Each line that follows is to be retyped exactly.

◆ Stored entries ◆
----

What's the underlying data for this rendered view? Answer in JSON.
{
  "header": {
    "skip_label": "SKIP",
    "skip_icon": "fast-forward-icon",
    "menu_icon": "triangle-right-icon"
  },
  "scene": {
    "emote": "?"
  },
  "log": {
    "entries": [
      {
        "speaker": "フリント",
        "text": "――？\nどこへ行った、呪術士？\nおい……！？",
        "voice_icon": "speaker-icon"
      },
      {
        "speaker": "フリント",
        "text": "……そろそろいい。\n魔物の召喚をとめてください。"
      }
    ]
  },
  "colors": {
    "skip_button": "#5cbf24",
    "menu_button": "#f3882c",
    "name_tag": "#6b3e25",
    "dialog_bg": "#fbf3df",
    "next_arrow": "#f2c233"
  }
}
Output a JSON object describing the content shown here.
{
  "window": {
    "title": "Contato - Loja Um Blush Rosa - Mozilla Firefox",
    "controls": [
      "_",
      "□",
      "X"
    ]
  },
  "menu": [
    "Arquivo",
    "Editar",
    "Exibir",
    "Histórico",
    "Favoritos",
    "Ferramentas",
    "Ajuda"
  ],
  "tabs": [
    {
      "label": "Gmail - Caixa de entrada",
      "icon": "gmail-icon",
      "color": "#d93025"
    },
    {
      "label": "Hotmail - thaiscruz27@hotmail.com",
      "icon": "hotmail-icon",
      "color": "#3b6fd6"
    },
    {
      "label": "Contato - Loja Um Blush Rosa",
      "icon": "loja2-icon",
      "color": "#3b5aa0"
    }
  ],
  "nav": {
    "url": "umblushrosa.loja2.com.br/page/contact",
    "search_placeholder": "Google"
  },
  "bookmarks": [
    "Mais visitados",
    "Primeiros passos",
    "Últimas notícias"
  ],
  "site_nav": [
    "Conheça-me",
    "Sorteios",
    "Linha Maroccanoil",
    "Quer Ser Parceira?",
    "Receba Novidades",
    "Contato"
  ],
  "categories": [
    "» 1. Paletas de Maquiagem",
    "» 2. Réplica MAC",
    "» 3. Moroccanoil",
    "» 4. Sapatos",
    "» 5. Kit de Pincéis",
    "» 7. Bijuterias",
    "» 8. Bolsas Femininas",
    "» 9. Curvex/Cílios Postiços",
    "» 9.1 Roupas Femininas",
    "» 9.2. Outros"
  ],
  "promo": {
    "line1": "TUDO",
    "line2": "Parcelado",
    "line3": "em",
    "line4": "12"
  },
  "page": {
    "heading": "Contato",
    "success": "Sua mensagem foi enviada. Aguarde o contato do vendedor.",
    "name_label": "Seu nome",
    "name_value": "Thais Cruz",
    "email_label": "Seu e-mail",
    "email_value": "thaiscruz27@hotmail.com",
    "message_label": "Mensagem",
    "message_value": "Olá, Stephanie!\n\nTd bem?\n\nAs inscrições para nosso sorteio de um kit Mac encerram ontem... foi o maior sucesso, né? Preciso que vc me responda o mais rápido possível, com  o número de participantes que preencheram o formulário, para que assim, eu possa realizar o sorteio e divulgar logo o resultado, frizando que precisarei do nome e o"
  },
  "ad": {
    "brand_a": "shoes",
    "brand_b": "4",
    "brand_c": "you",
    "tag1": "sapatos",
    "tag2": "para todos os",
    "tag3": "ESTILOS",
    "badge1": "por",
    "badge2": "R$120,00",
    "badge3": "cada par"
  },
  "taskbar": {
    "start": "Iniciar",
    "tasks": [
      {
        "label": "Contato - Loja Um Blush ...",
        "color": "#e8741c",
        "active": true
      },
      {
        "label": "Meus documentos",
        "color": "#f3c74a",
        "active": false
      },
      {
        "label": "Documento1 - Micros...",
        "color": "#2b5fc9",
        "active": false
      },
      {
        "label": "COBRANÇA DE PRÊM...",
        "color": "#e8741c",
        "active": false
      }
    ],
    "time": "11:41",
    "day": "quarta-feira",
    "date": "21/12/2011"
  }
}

----

◆ FINISHED TASK ◆
What's the underlying data for this rendered view? Answer in JSON.
{
  "header": {
    "skip_label": "SKIP",
    "skip_icon": "fast-forward-icon",
    "menu_icon": "triangle-right-icon"
  },
  "scene": {
    "emote": "?"
  },
  "log": {
    "entries": [
      {
        "speaker": "フリント",
        "text": "――？\nどこへ行った、呪術士？\nおい……！？",
        "voice_icon": "speaker-icon"
      },
      {
        "speaker": "フリント",
        "text": "……そろそろいい。\n魔物の召喚をとめてください。"
      }
    ]
  },
  "colors": {
    "skip_button": "#5cbf24",
    "menu_button": "#f3882c",
    "name_tag": "#6b3e25",
    "dialog_bg": "#fbf3df",
    "next_arrow": "#f2c233"
  }
}
Output a JSON object describing the content shown here.
{
  "window": {
    "title": "Contato - Loja Um Blush Rosa - Mozilla Firefox",
    "controls": [
      "_",
      "□",
      "X"
    ]
  },
  "menu": [
    "Arquivo",
    "Editar",
    "Exibir",
    "Histórico",
    "Favoritos",
    "Ferramentas",
    "Ajuda"
  ],
  "tabs": [
    {
      "label": "Gmail - Caixa de entrada",
      "icon": "gmail-icon",
      "color": "#d93025"
    },
    {
      "label": "Hotmail - thaiscruz27@hotmail.com",
      "icon": "hotmail-icon",
      "color": "#3b6fd6"
    },
    {
      "label": "Contato - Loja Um Blush Rosa",
      "icon": "loja2-icon",
      "color": "#3b5aa0"
    }
  ],
  "nav": {
    "url": "umblushrosa.loja2.com.br/page/contact",
    "search_placeholder": "Google"
  },
  "bookmarks": [
    "Mais visitados",
    "Primeiros passos",
    "Últimas notícias"
  ],
  "site_nav": [
    "Conheça-me",
    "Sorteios",
    "Linha Maroccanoil",
    "Quer Ser Parceira?",
    "Receba Novidades",
    "Contato"
  ],
  "categories": [
    "» 1. Paletas de Maquiagem",
    "» 2. Réplica MAC",
    "» 3. Moroccanoil",
    "» 4. Sapatos",
    "» 5. Kit de Pincéis",
    "» 7. Bijuterias",
    "» 8. Bolsas Femininas",
    "» 9. Curvex/Cílios Postiços",
    "» 9.1 Roupas Femininas",
    "» 9.2. Outros"
  ],
  "promo": {
    "line1": "TUDO",
    "line2": "Parcelado",
    "line3": "em",
    "line4": "12"
  },
  "page": {
    "heading": "Contato",
    "success": "Sua mensagem foi enviada. Aguarde o contato do vendedor.",
    "name_label": "Seu nome",
    "name_value": "Thais Cruz",
    "email_label": "Seu e-mail",
    "email_value": "thaiscruz27@hotmail.com",
    "message_label": "Mensagem",
    "message_value": "Olá, Stephanie!\n\nTd bem?\n\nAs inscrições para nosso sorteio de um kit Mac encerram ontem... foi o maior sucesso, né? Preciso que vc me responda o mais rápido possível, com  o número de participantes que preencheram o formulário, para que assim, eu possa realizar o sorteio e divulgar logo o resultado, frizando que precisarei do nome e o"
  },
  "ad": {
    "brand_a": "shoes",
    "brand_b": "4",
    "brand_c": "you",
    "tag1": "sapatos",
    "tag2": "para todos os",
    "tag3": "ESTILOS",
    "badge1": "por",
    "badge2": "R$120,00",
    "badge3": "cada par"
  },
  "taskbar": {
    "start": "Iniciar",
    "tasks": [
      {
        "label": "Contato - Loja Um Blush ...",
        "color": "#e8741c",
        "active": true
      },
      {
        "label": "Meus documentos",
        "color": "#f3c74a",
        "active": false
      },
      {
        "label": "Documento1 - Micros...",
        "color": "#2b5fc9",
        "active": false
      },
      {
        "label": "COBRANÇA DE PRÊM...",
        "color": "#e8741c",
        "active": false
      }
    ],
    "time": "11:41",
    "day": "quarta-feira",
    "date": "21/12/2011"
  }
}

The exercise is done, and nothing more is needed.